=== DATA LINES ===
(begin)
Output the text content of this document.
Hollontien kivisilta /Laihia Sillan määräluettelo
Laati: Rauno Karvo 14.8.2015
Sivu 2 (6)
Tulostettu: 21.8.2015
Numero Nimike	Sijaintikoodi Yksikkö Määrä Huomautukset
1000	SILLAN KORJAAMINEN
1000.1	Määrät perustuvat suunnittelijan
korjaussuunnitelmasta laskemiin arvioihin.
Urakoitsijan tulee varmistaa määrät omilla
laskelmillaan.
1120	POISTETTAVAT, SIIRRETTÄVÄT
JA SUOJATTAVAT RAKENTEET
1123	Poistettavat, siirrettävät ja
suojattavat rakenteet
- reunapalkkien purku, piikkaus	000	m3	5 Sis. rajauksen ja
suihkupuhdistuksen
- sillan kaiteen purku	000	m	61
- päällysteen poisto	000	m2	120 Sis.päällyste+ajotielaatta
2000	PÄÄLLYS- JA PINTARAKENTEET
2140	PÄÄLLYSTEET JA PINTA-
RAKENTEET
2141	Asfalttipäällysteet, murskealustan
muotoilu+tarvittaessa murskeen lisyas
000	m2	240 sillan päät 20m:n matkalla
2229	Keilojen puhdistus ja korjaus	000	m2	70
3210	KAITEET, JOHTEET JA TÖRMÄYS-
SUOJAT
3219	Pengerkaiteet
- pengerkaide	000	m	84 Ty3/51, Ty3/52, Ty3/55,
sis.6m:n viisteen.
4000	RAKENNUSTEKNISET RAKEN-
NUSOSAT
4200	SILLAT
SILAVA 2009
(end)
=== INSTRUCTION ===
Copy out every line of the data that includes the word "purku".

=== RESPONSE TO THIS TASK ===
- reunapalkkien purku, piikkaus	000	m3	5 Sis. rajauksen ja
- sillan kaiteen purku	000	m	61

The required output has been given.